§ WRITTEN EXERCISE: Go through the data below. List every line that holds the word "если".

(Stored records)

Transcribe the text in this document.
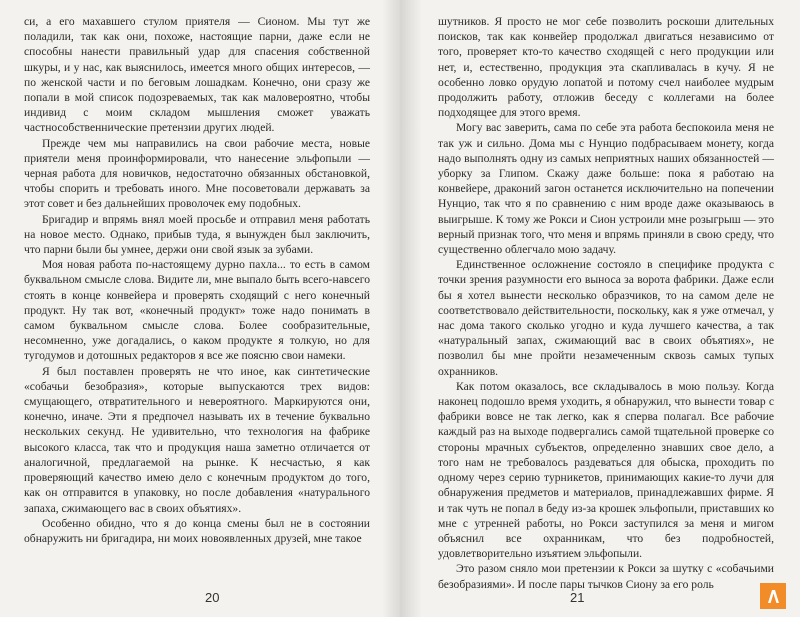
си, а его махавшего стулом приятеля — Сионом. Мы тут же поладили, так как они, похоже, настоящие парни, даже если не способны нанести правильный удар для спасения собственной шкуры, и у нас, как выяснилось, имеется много общих интересов, — по женской части и по беговым лошадкам. Конечно, они сразу же попали в мой список подозреваемых, так как маловероятно, чтобы индивид с моим складом мышления сможет уважать частнособственнические претензии других людей.

Прежде чем мы направились на свои рабочие места, новые приятели меня проинформировали, что нанесение эльфопыли — черная работа для новичков, недостаточно обязанных обстановкой, чтобы спорить и требовать иного. Мне посоветовали державать за этот совет и без дальнейших проволочек ему подобных.

Бригадир и впрямь внял моей просьбе и отправил меня работать на новое место. Однако, прибыв туда, я вынужден был заключить, что парни были бы умнее, держи они свой язык за зубами.

Моя новая работа по-настоящему дурно пахла... то есть в самом буквальном смысле слова. Видите ли, мне выпало быть всего-навсего стоять в конце конвейера и проверять сходящий с него конечный продукт. Ну так вот, «конечный продукт» тоже надо понимать в самом буквальном смысле слова. Более сообразительные, несомненно, уже догадались, о каком продукте я толкую, но для тугодумов и дотошных редакторов я все же поясню свои намеки.

Я был поставлен проверять не что иное, как синтетические «собачьи безобразия», которые выпускаются трех видов: смущающего, отвратительного и невероятного. Маркируются они, конечно, иначе. Эти я предпочел называть их в течение буквально нескольких секунд. Не удивительно, что технология на фабрике высокого класса, так что и продукция наша заметно отличается от аналогичной, предлагаемой на рынке. К несчастью, я как проверяющий качество имею дело с конечным продуктом до того, как он отправится в упаковку, но после добавления «натурального запаха, сжимающего вас в своих объятиях».

Особенно обидно, что я до конца смены был не в состоянии обнаружить ни бригадира, ни моих новоявленных друзей, мне такое

20

шутников. Я просто не мог себе позволить роскоши длительных поисков, так как конвейер продолжал двигаться независимо от того, проверяет кто-то качество сходящей с него продукции или нет, и, естественно, продукция эта скапливалась в кучу. Я не особенно ловко орудую лопатой и потому счел наиболее мудрым продолжить работу, отложив беседу с коллегами на более подходящее для этого время.

Могу вас заверить, сама по себе эта работа беспокоила меня не так уж и сильно. Дома мы с Нунцио подбрасываем монету, когда надо выполнять одну из самых неприятных наших обязанностей — уборку за Глипом. Скажу даже больше: пока я работаю на конвейере, драконий загон останется исключительно на попечении Нунцио, так что я по сравнению с ним вроде даже оказываюсь в выигрыше. К тому же Рокси и Сион устроили мне розыгрыш — это верный признак того, что меня и впрямь приняли в свою среду, что существенно облегчало мою задачу.

Единственное осложнение состояло в специфике продукта с точки зрения разумности его выноса за ворота фабрики. Даже если бы я хотел вынести несколько образчиков, то на самом деле не соответствовало действительности, поскольку, как я уже отмечал, у нас дома такого сколько угодно и куда лучшего качества, а так «натуральный запах, сжимающий вас в своих объятиях», не позволил бы мне пройти незамеченным сквозь самых тупых охранников.

Как потом оказалось, все складывалось в мою пользу. Когда наконец подошло время уходить, я обнаружил, что вынести товар с фабрики вовсе не так легко, как я сперва полагал. Все рабочие каждый раз на выходе подвергались самой тщательной проверке со стороны мрачных субъектов, определенно знавших свое дело, а того нам не требовалось раздеваться для обыска, проходить по одному через серию турникетов, принимающих какие-то лучи для обнаружения предметов и материалов, принадлежавших фирме. Я и так чуть не попал в беду из-за крошек эльфопыли, приставших ко мне с утренней работы, но Рокси заступился за меня и мигом объяснил все охранникам, что без подробностей, удовлетворительно изъятием эльфопыли.

Это разом сняло мои претензии к Рокси за шутку с «собачьими безобразиями». И после пары тычков Сиону за его роль

21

§ SOLVED EXERCISE:
си, а его махавшего стулом приятеля — Сионом. Мы тут же поладили, так как они, похоже, настоящие парни, даже если не способны нанести правильный удар для спасения собственной шкуры, и у нас, как выяснилось, имеется много общих интересов, — по женской части и по беговым лошадкам. Конечно, они сразу же попали в мой список подозреваемых, так как маловероятно, чтобы индивид с моим складом мышления сможет уважать частнособственнические претензии других людей.
Единственное осложнение состояло в специфике продукта с точки зрения разумности его выноса за ворота фабрики. Даже если бы я хотел вынести несколько образчиков, то на самом деле не соответствовало действительности, поскольку, как я уже отмечал, у нас дома такого сколько угодно и куда лучшего качества, а так «натуральный запах, сжимающий вас в своих объятиях», не позволил бы мне пройти незамеченным сквозь самых тупых охранников.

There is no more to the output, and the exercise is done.